THE PROBLEM
Find the string "February" in the entries and copy each line that has it.

BEGIN STORED ROWS

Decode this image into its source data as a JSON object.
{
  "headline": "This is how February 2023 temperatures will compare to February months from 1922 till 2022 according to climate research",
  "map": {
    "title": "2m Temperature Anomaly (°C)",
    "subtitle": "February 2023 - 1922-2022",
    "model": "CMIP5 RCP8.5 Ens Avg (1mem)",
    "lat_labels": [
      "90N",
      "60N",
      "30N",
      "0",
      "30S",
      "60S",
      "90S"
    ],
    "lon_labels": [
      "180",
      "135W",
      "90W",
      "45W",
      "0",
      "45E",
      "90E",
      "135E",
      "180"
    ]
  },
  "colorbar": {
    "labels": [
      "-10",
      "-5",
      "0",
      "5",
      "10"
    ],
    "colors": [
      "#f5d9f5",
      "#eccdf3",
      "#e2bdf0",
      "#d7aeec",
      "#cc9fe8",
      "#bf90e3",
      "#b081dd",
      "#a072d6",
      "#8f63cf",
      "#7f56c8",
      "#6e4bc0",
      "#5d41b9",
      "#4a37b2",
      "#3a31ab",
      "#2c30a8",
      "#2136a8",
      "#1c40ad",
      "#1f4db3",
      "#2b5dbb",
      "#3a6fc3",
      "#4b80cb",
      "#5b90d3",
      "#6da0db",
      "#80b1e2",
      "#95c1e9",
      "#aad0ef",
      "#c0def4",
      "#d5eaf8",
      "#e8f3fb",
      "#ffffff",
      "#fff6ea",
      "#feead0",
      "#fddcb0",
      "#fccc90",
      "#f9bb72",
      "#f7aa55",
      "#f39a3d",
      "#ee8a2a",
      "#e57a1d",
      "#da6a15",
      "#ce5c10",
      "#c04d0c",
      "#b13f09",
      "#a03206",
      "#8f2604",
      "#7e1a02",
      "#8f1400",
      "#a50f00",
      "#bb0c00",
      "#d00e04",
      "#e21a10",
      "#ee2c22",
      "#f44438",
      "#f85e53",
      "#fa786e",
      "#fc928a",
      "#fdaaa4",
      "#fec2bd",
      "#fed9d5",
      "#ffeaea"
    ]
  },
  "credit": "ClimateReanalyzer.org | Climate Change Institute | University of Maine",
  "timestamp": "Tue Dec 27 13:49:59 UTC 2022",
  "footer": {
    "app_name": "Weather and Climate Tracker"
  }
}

END STORED ROWS

EXPECTED OUTPUT
  "headline": "This is how February 2023 temperatures will compare to February months from 1922 till 2022 according to climate research",
    "subtitle": "February 2023 - 1922-2022",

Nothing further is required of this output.